→ Quoted passage
-- -- --
- Occupations: Librarian, advocate, and scholar

= Oralia Garza de Cortes =

Oralia Garza de Cortes is a librarian, advocate, bibliographer, and scholar. She has been honored by REFORMA with the Lifetime Achievement Award which recognizes excellence in librarianship over a career for one who has made significant and lasting contributions to Latino and Spanish-speaking communities.

She served as the president of REFORMA from 2000 to 2001. She is also a cofounder with Sandra Rios Balderrama of the Pura Belpré Award, named after New York Public Library's first Latina librarian, which honors outstanding Latino authors and illustrators who create works for children. She holds a Master's of Library and Information Science from the University of Texas at Austin, obtained in 1988.
-- -- --
→ Record excerpts

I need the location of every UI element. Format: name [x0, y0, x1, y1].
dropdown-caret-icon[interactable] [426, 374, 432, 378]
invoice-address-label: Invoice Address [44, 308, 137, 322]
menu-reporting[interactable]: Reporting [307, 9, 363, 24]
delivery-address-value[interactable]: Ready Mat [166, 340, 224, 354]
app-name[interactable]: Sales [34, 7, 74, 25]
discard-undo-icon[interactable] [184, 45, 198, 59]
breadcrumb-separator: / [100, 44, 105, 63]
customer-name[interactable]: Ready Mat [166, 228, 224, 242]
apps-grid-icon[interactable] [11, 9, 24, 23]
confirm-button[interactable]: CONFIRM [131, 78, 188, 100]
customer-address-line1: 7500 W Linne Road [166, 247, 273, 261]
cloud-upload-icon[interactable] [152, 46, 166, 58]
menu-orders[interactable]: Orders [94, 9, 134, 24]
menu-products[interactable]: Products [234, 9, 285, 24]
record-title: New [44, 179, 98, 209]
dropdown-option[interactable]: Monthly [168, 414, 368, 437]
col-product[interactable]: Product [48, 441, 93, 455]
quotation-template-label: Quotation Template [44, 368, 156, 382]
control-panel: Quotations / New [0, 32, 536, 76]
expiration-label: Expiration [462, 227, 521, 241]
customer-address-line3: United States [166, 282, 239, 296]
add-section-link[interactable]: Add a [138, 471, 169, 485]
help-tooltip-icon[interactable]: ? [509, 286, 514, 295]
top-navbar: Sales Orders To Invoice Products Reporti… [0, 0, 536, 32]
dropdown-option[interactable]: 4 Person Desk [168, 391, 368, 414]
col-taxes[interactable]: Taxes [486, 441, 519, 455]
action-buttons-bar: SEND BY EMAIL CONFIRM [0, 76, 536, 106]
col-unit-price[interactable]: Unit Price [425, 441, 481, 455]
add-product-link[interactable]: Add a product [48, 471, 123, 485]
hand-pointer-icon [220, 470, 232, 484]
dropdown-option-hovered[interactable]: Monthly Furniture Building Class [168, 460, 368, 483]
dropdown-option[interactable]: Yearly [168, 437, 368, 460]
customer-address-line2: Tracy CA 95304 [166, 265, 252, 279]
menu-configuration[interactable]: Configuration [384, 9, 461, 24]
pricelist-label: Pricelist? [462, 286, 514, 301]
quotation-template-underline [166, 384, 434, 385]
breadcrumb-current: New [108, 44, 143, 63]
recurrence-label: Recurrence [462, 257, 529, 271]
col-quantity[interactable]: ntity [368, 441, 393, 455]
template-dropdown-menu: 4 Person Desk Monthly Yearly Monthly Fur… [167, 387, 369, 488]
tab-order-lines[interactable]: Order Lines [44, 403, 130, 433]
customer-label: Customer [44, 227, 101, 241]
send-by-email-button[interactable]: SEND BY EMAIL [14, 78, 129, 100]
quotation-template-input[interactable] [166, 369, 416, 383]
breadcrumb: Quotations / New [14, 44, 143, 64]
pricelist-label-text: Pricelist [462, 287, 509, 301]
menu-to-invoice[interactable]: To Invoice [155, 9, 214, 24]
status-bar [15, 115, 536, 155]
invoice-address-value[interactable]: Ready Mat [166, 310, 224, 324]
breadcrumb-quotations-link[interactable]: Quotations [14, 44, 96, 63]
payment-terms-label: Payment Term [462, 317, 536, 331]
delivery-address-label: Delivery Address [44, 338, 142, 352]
-- -- --
→ Things to do
1. Render this sentence from the Oralia Garza de Cortes biography in Spanish: "She served as the president of REFORMA from 2000 to 2001."
2. Rewrite the passage of the Oralia Garza de Cortes biography starting at "Oralia Garza de Cortes is" and ending at "obtained in 1988.", substituting "chair" for "president".
The rows have no connection to the Oralia Garza de Cortes biography.

→ Responses to the tasks
1. Ella fue presidenta de REFORMA de 2000 a 2001.

2.
Oralia Garza de Cortes is a librarian, advocate, bibliographer, and scholar. She has been honored by REFORMA with the Lifetime Achievement Award which recognizes excellence in librarianship over a career for one who has made significant and lasting contributions to Latino and Spanish-speaking communities.

She served as the chair of REFORMA from 2000 to 2001. She is also a cofounder with Sandra Rios Balderrama of the Pura Belpré Award, named after New York Public Library's first Latina librarian, which honors outstanding Latino authors and illustrators who create works for children. She holds a Master's of Library and Information Science from the University of Texas at Austin, obtained in 1988.